▸ Data listing
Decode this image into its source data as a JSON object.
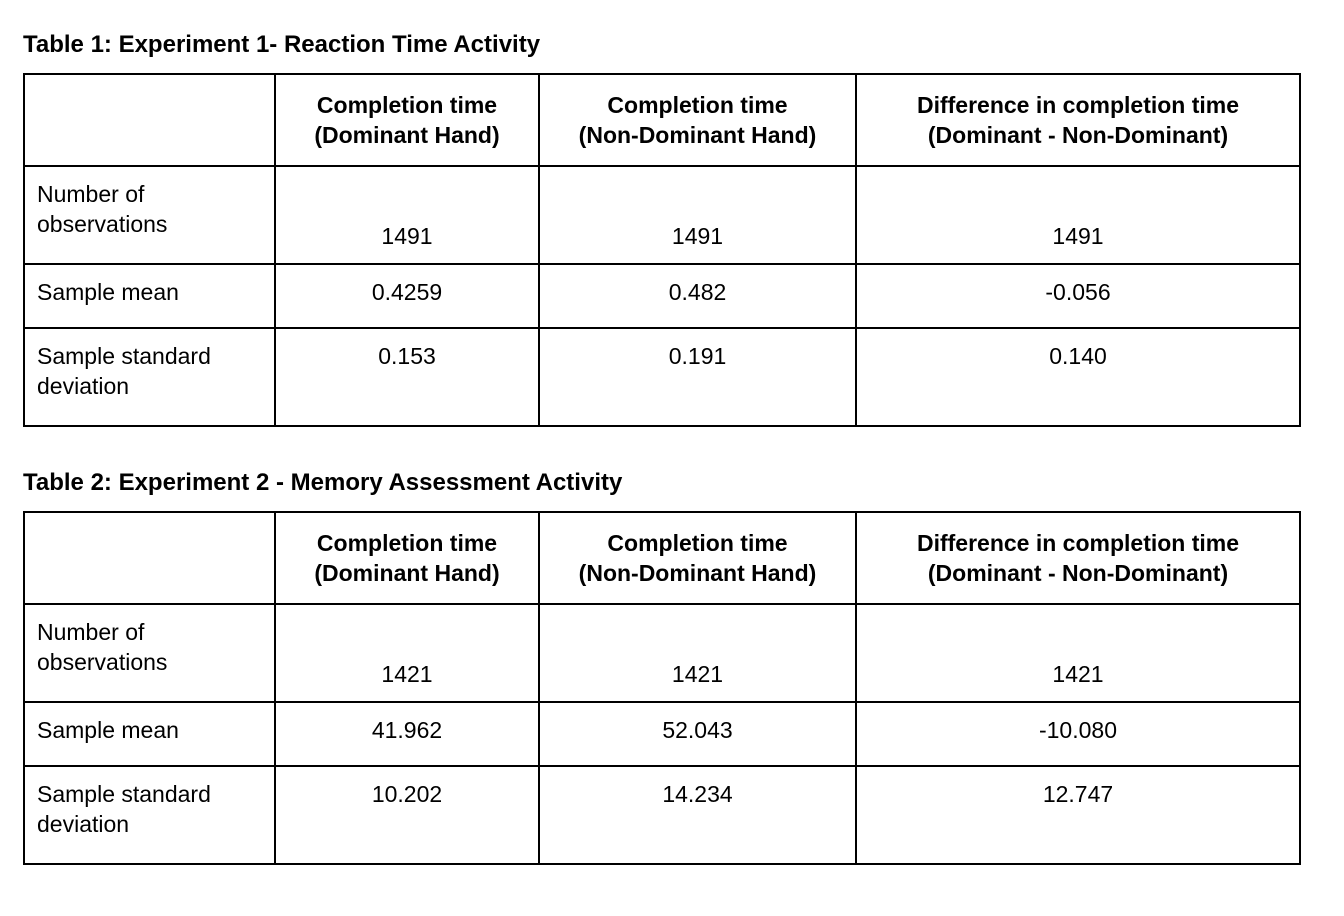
{
  "document": {
    "background_color": "#ffffff",
    "text_color": "#000000",
    "table_border_color": "#000000"
  },
  "table1": {
    "title": "Table 1: Experiment 1- Reaction Time Activity",
    "headers": [
      {
        "line1": "Completion time",
        "line2": "(Dominant Hand)"
      },
      {
        "line1": "Completion time",
        "line2": "(Non-Dominant Hand)"
      },
      {
        "line1": "Difference in completion time",
        "line2": "(Dominant - Non-Dominant)"
      }
    ],
    "rows": [
      {
        "label": "Number of observations",
        "values": [
          "1491",
          "1491",
          "1491"
        ]
      },
      {
        "label": "Sample mean",
        "values": [
          "0.4259",
          "0.482",
          "-0.056"
        ]
      },
      {
        "label": "Sample standard deviation",
        "values": [
          "0.153",
          "0.191",
          "0.140"
        ]
      }
    ]
  },
  "table2": {
    "title": "Table 2: Experiment 2 - Memory Assessment Activity",
    "headers": [
      {
        "line1": "Completion time",
        "line2": "(Dominant Hand)"
      },
      {
        "line1": "Completion time",
        "line2": "(Non-Dominant Hand)"
      },
      {
        "line1": "Difference in completion time",
        "line2": "(Dominant - Non-Dominant)"
      }
    ],
    "rows": [
      {
        "label": "Number of observations",
        "values": [
          "1421",
          "1421",
          "1421"
        ]
      },
      {
        "label": "Sample mean",
        "values": [
          "41.962",
          "52.043",
          "-10.080"
        ]
      },
      {
        "label": "Sample standard deviation",
        "values": [
          "10.202",
          "14.234",
          "12.747"
        ]
      }
    ]
  }
}
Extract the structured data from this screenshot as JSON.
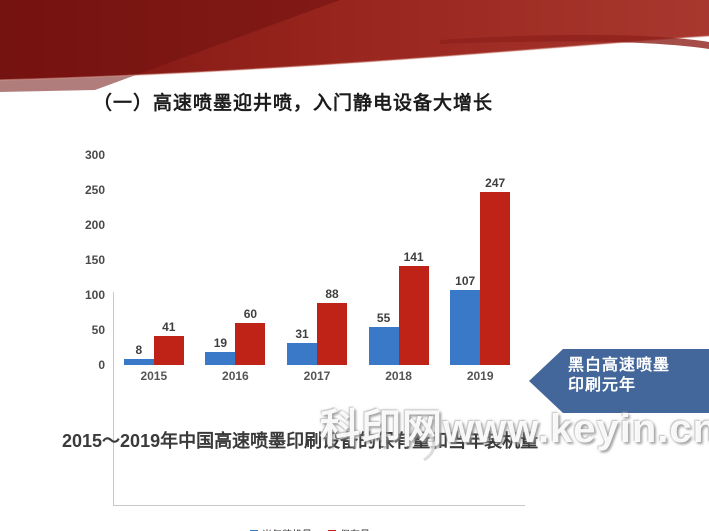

▸ Problem to work on
Give every line back word for word and leave the pictures out.

▸ Output for this task
Decode this image into its source data as a JSON object.
{
  "document": {
    "background_color": "#ffffff",
    "text_color": "#000000",
    "table_border_color": "#000000"
  },
  "table1": {
    "title": "Table 1: Experiment 1- Reaction Time Activity",
    "headers": [
      {
        "line1": "Completion time",
        "line2": "(Dominant Hand)"
      },
      {
        "line1": "Completion time",
        "line2": "(Non-Dominant Hand)"
      },
      {
        "line1": "Difference in completion time",
        "line2": "(Dominant - Non-Dominant)"
      }
    ],
    "rows": [
      {
        "label": "Number of observations",
        "values": [
          "1491",
          "1491",
          "1491"
        ]
      },
      {
        "label": "Sample mean",
        "values": [
          "0.4259",
          "0.482",
          "-0.056"
        ]
      },
      {
        "label": "Sample standard deviation",
        "values": [
          "0.153",
          "0.191",
          "0.140"
        ]
      }
    ]
  },
  "table2": {
    "title": "Table 2: Experiment 2 - Memory Assessment Activity",
    "headers": [
      {
        "line1": "Completion time",
        "line2": "(Dominant Hand)"
      },
      {
        "line1": "Completion time",
        "line2": "(Non-Dominant Hand)"
      },
      {
        "line1": "Difference in completion time",
        "line2": "(Dominant - Non-Dominant)"
      }
    ],
    "rows": [
      {
        "label": "Number of observations",
        "values": [
          "1421",
          "1421",
          "1421"
        ]
      },
      {
        "label": "Sample mean",
        "values": [
          "41.962",
          "52.043",
          "-10.080"
        ]
      },
      {
        "label": "Sample standard deviation",
        "values": [
          "10.202",
          "14.234",
          "12.747"
        ]
      }
    ]
  }
}
Extract the structured data from this screenshot as JSON.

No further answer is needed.